=== TEXT SEGMENT ===
-- BEGIN --

Friday, January 20, 2012



"Moby Dick"

Raoul Trujillo

Land of Remakes


Herman Melville

From Wikipedia:
Queequeg is a fictional character presented in the 1851 novel Moby-Dick by U.S. author Herman Melville. He is the first principal character encountered by the narrator, serves as the chief harpooner aboard the Pequod, and plays an important role in many of the events of the book, both in port and during the whaling voyage. Although a "savage" cannibal, he is described with great sympathy and much admiration by Ishmael, by whom he is befriended early in the book.

Queequeg hails from the fictional island of Kokovoko in the South Seas, inhabited by a cannibal tribe, and is the son of the chief of his tribe. Since leaving the island, he has become extremely skilled with the harpoon. He befriends Ishmael very early in the novel, when they meet in New Bedford, Massachusetts before leaving for Nantucket. He is described as existing in a state between civilized and savage. For example, Ishmael recounts with amusement how Queequeg feels it necessary to hide himself when pulling on his boots, noting that if he were a savage he wouldn't consider boots necessary, but if he were completely civilized he would realize there was no need to be modest when pulling on his boots.

Queequeg is the harpooneer on Starbuck's boat, where Ishmael is also an oarsman. Queequeg is best friends with Ishmael in the story. He is prominent early in the novel, but later fades in significance, as does Ishmael.

The island is the home to his primitive tribe, who practice cannibalism, in particular devouring the flesh of enemies slain in battle. Queequeg claims that the only case of indigestion he has suffered was after a feast in which fifty slain enemies were eaten. He displays no shame regarding the practice, describing his people in a matter-of-fact fashion. In port he prefers a diet of rare red meat, but will settle for whatever is on the menu, such as clam chowder -- which is described as "his favorite fishing food".

Although the son of a chief, he chose to leave his island out of curiosity to see more of the world and to experience and evaluate the civilization of the Christian world. At first rejected by the whaler that landed on his island, he skillfully jumped from a canoe and clamped to the side of the boat as it was leaving for the open sea, at which point the captain relented. At the opening of the novel, he is in the port of New Bedford, Massachusetts, having returned from a whaling voyage. The two first meet when Queequeg returns late to the inn where he is staying, not knowing that Ishmael has been booked into the same room with him. Although Queequeg initially threatens to kill Ishmael on the spot, the landlord persuades him to relent and the two soon become good friends. Ishmael convinces him, based on this friendship, to ship on another whaling expedition with him. At the time of the novel, he has been away from his home island for many years, so long that it is possible that his father is dead and that he would become the chief if he returned.

He is a young man, in the prime of life, tall and powerfully athletic, heavily tattooed, and an excellent swimmer who does not hesitate an instant to dive into cold water to save the life of a troublesome passenger aboard the ferry from New Bedford to Nantucket.
From the source:
Queequeg was a native of Rokovoko, an island far away to the West and South. It is not down on any map; true places never are.

When a new-hatched savage running wild about his native woodlands in a grass clout, followed by the nibbling goats, as if he were a green sapling; even then, in Queequeg's ambitious soul, lurked a strong desire to see something more of Christendom than a specimen whaler or two. His father was a High Chief, a King; his uncle a High Priest; and on the maternal side he boasted aunts who were the wives of unconquerable warriors. There was excellent blood in his veins-royal stuff; though sadly vitiated, I fear, by the cannibal propensity he nourished in his untutored youth.

-- END --

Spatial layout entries
-- BEGIN --

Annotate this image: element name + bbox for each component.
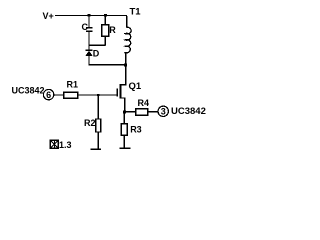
ground R3 xyxy=(119,147,130,149)
svg-text:R3: R3 xyxy=(130,125,142,135)
wire diode to bottom rail xyxy=(88,56,89,66)
transistor Q1 xyxy=(116,81,141,112)
junction cap branch xyxy=(88,14,91,17)
wire top rail xyxy=(55,15,127,16)
wire pin6 to R1 xyxy=(54,94,64,95)
svg-text:D: D xyxy=(93,49,100,59)
resistor R2 xyxy=(84,95,101,149)
wire cap to diode xyxy=(88,32,89,50)
svg-text:6: 6 xyxy=(46,90,51,100)
junction gate node xyxy=(97,94,99,96)
wire drain lead xyxy=(121,84,127,85)
wire R4 to pin3 xyxy=(148,111,159,112)
diode D xyxy=(85,49,100,59)
wire R1 to gate xyxy=(78,94,117,95)
svg-text:R: R xyxy=(109,25,116,35)
junction source node xyxy=(123,111,126,114)
junction R branch xyxy=(104,14,107,17)
svg-text:Q1: Q1 xyxy=(129,81,142,92)
resistor R4 xyxy=(136,98,149,115)
IC UC3842 pin 3 xyxy=(158,106,206,117)
wire snubber bottom rail xyxy=(88,64,126,65)
svg-text:3: 3 xyxy=(161,107,166,117)
ground R2 xyxy=(91,149,101,151)
svg-text:V+: V+ xyxy=(43,11,54,21)
wire drain vertical xyxy=(125,65,126,85)
wire source to R4 xyxy=(125,111,136,112)
svg-text:R1: R1 xyxy=(67,80,79,90)
svg-text:UC3842: UC3842 xyxy=(12,86,45,96)
node V+ xyxy=(43,11,54,21)
resistor R1 xyxy=(64,80,78,99)
caption figure 1.3 xyxy=(50,140,71,150)
junction drain node xyxy=(124,64,127,67)
svg-text:C: C xyxy=(82,22,89,32)
svg-text:UC3842: UC3842 xyxy=(171,106,206,117)
IC UC3842 pin 6 xyxy=(12,86,54,101)
capacitor C xyxy=(82,22,93,32)
resistor R xyxy=(102,16,117,46)
wire R join C xyxy=(88,44,105,45)
resistor R3 xyxy=(121,112,142,148)
svg-text:T1: T1 xyxy=(130,7,142,18)
transformer T1 primary xyxy=(124,7,141,64)
svg-text:R4: R4 xyxy=(138,98,150,108)
wire cap branch top xyxy=(88,16,89,27)
svg-text:R2: R2 xyxy=(84,118,96,128)
svg-text:1.3: 1.3 xyxy=(59,140,72,150)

-- END --

=== GIVEN EXERCISE A ===
Copy the passage on Queequeg starting with "Land of Remakes" and going on through "in the book.", substituting "whaleship" for "Pequod".
=== GIVEN EXERCISE B ===
Pick up the passage on Queequeg after its last sentence and keep writing it.
These spatial layout entries stand apart from the passage on Queequeg and are separate material.

=== ANSWER A ===
Land of Remakes


Herman Melville

From Wikipedia:
Queequeg is a fictional character presented in the 1851 novel Moby-Dick by U.S. author Herman Melville. He is the first principal character encountered by the narrator, serves as the chief harpooner aboard the whaleship, and plays an important role in many of the events of the book, both in port and during the whaling voyage. Although a "savage" cannibal, he is described with great sympathy and much admiration by Ishmael, by whom he is befriended early in the book.

=== ANSWER B ===
A Sag Harbor ship visited his father's bay, and Queequeg sought a passage to Christian lands. But the ship, having her full complement of seamen, spurned his suit; and not all the King his father's influence could prevail. But Queequeg vowed a vow. Alone in his canoe, he paddled off to a distant strait, which he knew the ship must pass through when she quitted the island. On one side was a coral reef; on the other a low tongue of land, covered with mangrove thickets that grew out into the water. Hiding his canoe, still afloat, among these thickets, with its prow seaward, he sat down in the stern, paddle low in hand; and when the ship was gliding by, like a flash he darted out; gained her side; with one backward dash of his foot capsized and sank his canoe; climbed up the chains; and throwing himself at full length upon the deck, grappled a ring-bolt there, and swore not to let it go, though hacked in pieces.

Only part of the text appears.